- **Work request**
With all images left out, restate the records below exactly as written.

(Entries from a page text collection)
● ● ● ● ●
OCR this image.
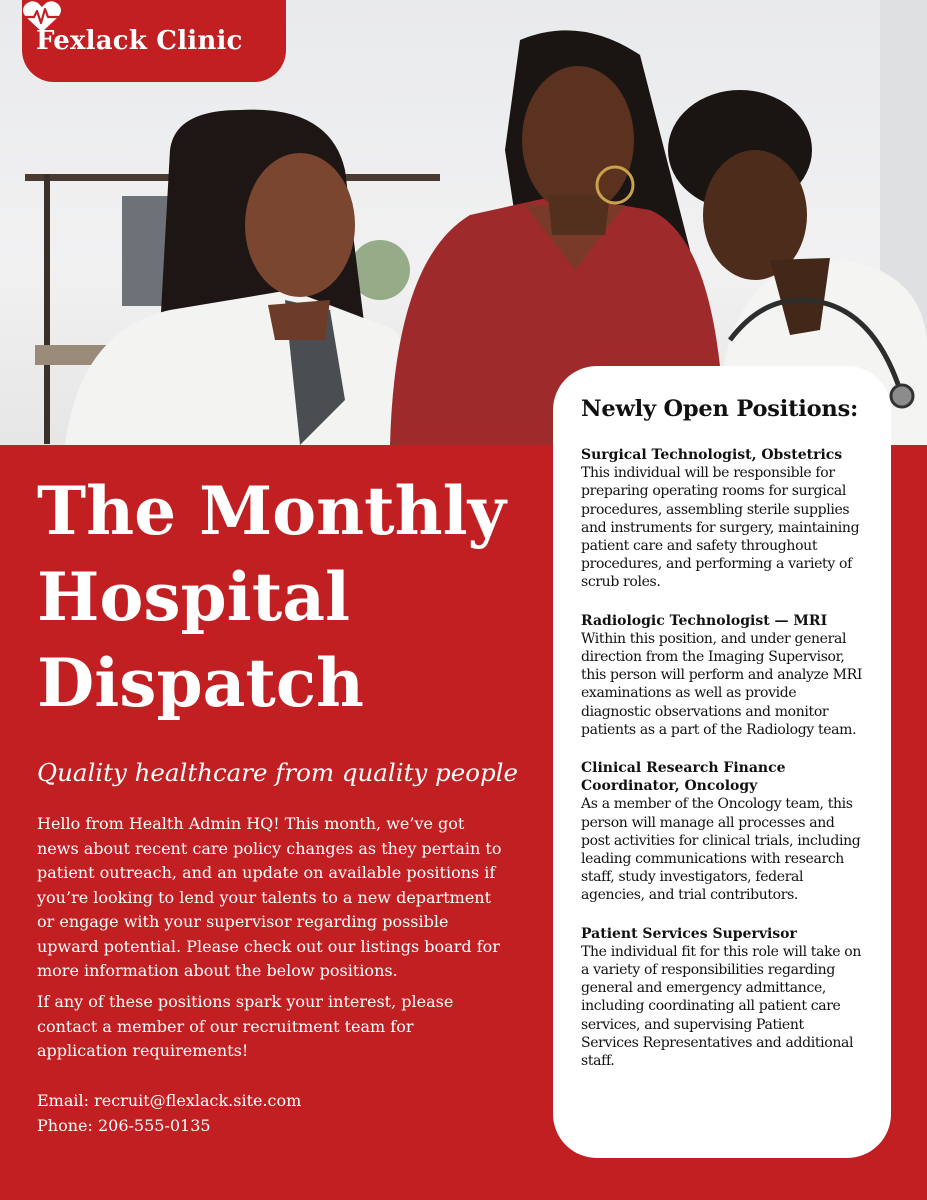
Fexlack Clinic
The Monthly
Hospital
Dispatch

Quality healthcare from quality people

Hello from Health Admin HQ! This month, we’ve got news about recent care policy changes as they pertain to patient outreach, and an update on available positions if you’re looking to lend your talents to a new department or engage with your supervisor regarding possible upward potential. Please check out our listings board for more information about the below positions.

If any of these positions spark your interest, please contact a member of our recruitment team for application requirements!

Email: recruit@flexlack.site.com
Phone: 206-555-0135
Newly Open Positions:

Surgical Technologist, Obstetrics

This individual will be responsible for preparing operating rooms for surgical procedures, assembling sterile supplies and instruments for surgery, maintaining patient care and safety throughout procedures, and performing a variety of scrub roles.

Radiologic Technologist — MRI

Within this position, and under general direction from the Imaging Supervisor, this person will perform and analyze MRI examinations as well as provide diagnostic observations and monitor patients as a part of the Radiology team.

Clinical Research Finance Coordinator, Oncology

As a member of the Oncology team, this person will manage all processes and post activities for clinical trials, including leading communications with research staff, study investigators, federal agencies, and trial contributors.

Patient Services Supervisor

The individual fit for this role will take on a variety of responsibilities regarding general and emergency admittance, including coordinating all patient care services, and supervising Patient Services Representatives and additional staff.
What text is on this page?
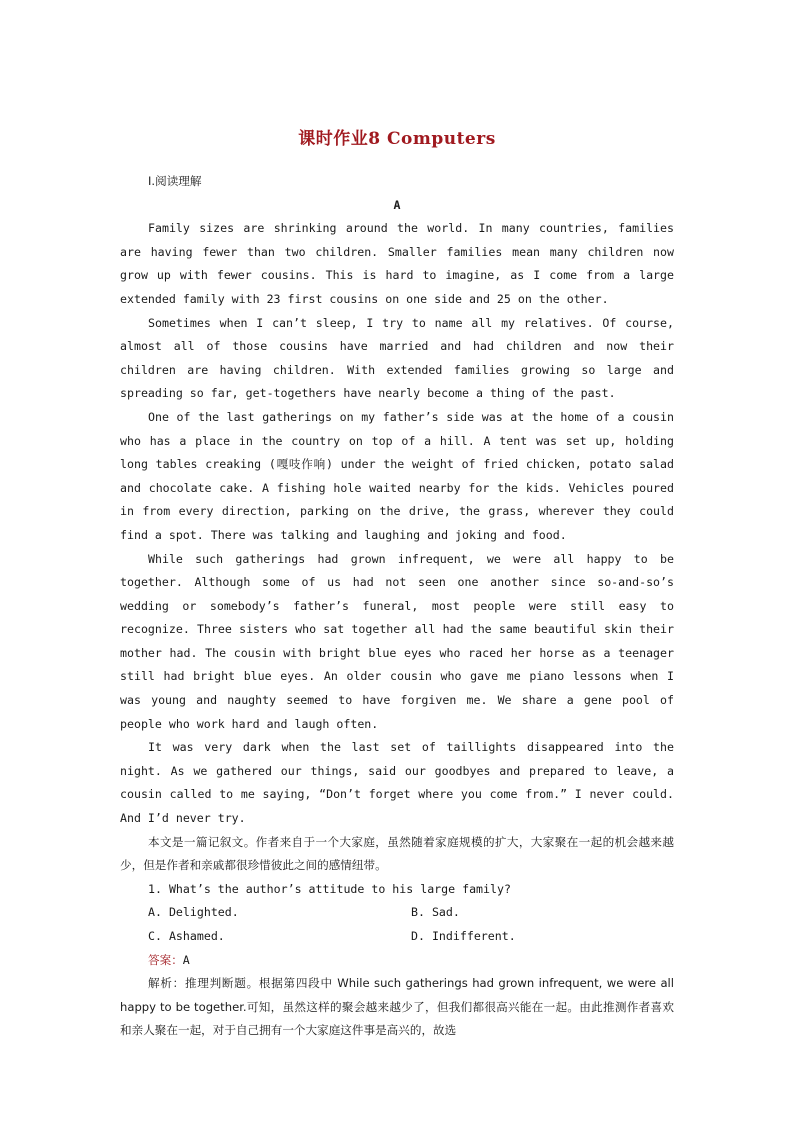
课时作业8 Computers
Ⅰ.阅读理解
A

Family sizes are shrinking around the world. In many countries, families are having fewer than two children. Smaller families mean many children now grow up with fewer cousins. This is hard to imagine, as I come from a large extended family with 23 first cousins on one side and 25 on the other.

Sometimes when I can’t sleep, I try to name all my relatives. Of course, almost all of those cousins have married and had children and now their children are having children. With extended families growing so large and spreading so far, get-togethers have nearly become a thing of the past.

One of the last gatherings on my father’s side was at the home of a cousin who has a place in the country on top of a hill. A tent was set up, holding long tables creaking (嘎吱作响) under the weight of fried chicken, potato salad and chocolate cake. A fishing hole waited nearby for the kids. Vehicles poured in from every direction, parking on the drive, the grass, wherever they could find a spot. There was talking and laughing and joking and food.

While such gatherings had grown infrequent, we were all happy to be together. Although some of us had not seen one another since so-and-so’s wedding or somebody’s father’s funeral, most people were still easy to recognize. Three sisters who sat together all had the same beautiful skin their mother had. The cousin with bright blue eyes who raced her horse as a teenager still had bright blue eyes. An older cousin who gave me piano lessons when I was young and naughty seemed to have forgiven me. We share a gene pool of people who work hard and laugh often.

It was very dark when the last set of taillights disappeared into the night. As we gathered our things, said our goodbyes and prepared to leave, a cousin called to me saying, “Don’t forget where you come from.” I never could. And I’d never try.

本文是一篇记叙文。作者来自于一个大家庭，虽然随着家庭规模的扩大，大家聚在一起的机会越来越少，但是作者和亲戚都很珍惜彼此之间的感情纽带。

1. What’s the author’s attitude to his large family?
A. Delighted.	B. Sad.
C. Ashamed.	D. Indifferent.
答案：A

解析：推理判断题。根据第四段中 While such gatherings had grown infrequent, we were all happy to be together.可知，虽然这样的聚会越来越少了，但我们都很高兴能在一起。由此推测作者喜欢和亲人聚在一起，对于自己拥有一个大家庭这件事是高兴的，故选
● ● ● ● ●
- **Written answer**
OCR this image.
Fexlack Clinic
The Monthly
Hospital
Dispatch

Quality healthcare from quality people

Hello from Health Admin HQ! This month, we’ve got news about recent care policy changes as they pertain to patient outreach, and an update on available positions if you’re looking to lend your talents to a new department or engage with your supervisor regarding possible upward potential. Please check out our listings board for more information about the below positions.

If any of these positions spark your interest, please contact a member of our recruitment team for application requirements!

Email: recruit@flexlack.site.com
Phone: 206-555-0135
Newly Open Positions:

Surgical Technologist, Obstetrics

This individual will be responsible for preparing operating rooms for surgical procedures, assembling sterile supplies and instruments for surgery, maintaining patient care and safety throughout procedures, and performing a variety of scrub roles.

Radiologic Technologist — MRI

Within this position, and under general direction from the Imaging Supervisor, this person will perform and analyze MRI examinations as well as provide diagnostic observations and monitor patients as a part of the Radiology team.

Clinical Research Finance Coordinator, Oncology

As a member of the Oncology team, this person will manage all processes and post activities for clinical trials, including leading communications with research staff, study investigators, federal agencies, and trial contributors.

Patient Services Supervisor

The individual fit for this role will take on a variety of responsibilities regarding general and emergency admittance, including coordinating all patient care services, and supervising Patient Services Representatives and additional staff.
What text is on this page?
课时作业8 Computers
Ⅰ.阅读理解
A

Family sizes are shrinking around the world. In many countries, families are having fewer than two children. Smaller families mean many children now grow up with fewer cousins. This is hard to imagine, as I come from a large extended family with 23 first cousins on one side and 25 on the other.

Sometimes when I can’t sleep, I try to name all my relatives. Of course, almost all of those cousins have married and had children and now their children are having children. With extended families growing so large and spreading so far, get-togethers have nearly become a thing of the past.

One of the last gatherings on my father’s side was at the home of a cousin who has a place in the country on top of a hill. A tent was set up, holding long tables creaking (嘎吱作响) under the weight of fried chicken, potato salad and chocolate cake. A fishing hole waited nearby for the kids. Vehicles poured in from every direction, parking on the drive, the grass, wherever they could find a spot. There was talking and laughing and joking and food.

While such gatherings had grown infrequent, we were all happy to be together. Although some of us had not seen one another since so-and-so’s wedding or somebody’s father’s funeral, most people were still easy to recognize. Three sisters who sat together all had the same beautiful skin their mother had. The cousin with bright blue eyes who raced her horse as a teenager still had bright blue eyes. An older cousin who gave me piano lessons when I was young and naughty seemed to have forgiven me. We share a gene pool of people who work hard and laugh often.

It was very dark when the last set of taillights disappeared into the night. As we gathered our things, said our goodbyes and prepared to leave, a cousin called to me saying, “Don’t forget where you come from.” I never could. And I’d never try.

本文是一篇记叙文。作者来自于一个大家庭，虽然随着家庭规模的扩大，大家聚在一起的机会越来越少，但是作者和亲戚都很珍惜彼此之间的感情纽带。

1. What’s the author’s attitude to his large family?
A. Delighted.	B. Sad.
C. Ashamed.	D. Indifferent.
答案：A

解析：推理判断题。根据第四段中 While such gatherings had grown infrequent, we were all happy to be together.可知，虽然这样的聚会越来越少了，但我们都很高兴能在一起。由此推测作者喜欢和亲人聚在一起，对于自己拥有一个大家庭这件事是高兴的，故选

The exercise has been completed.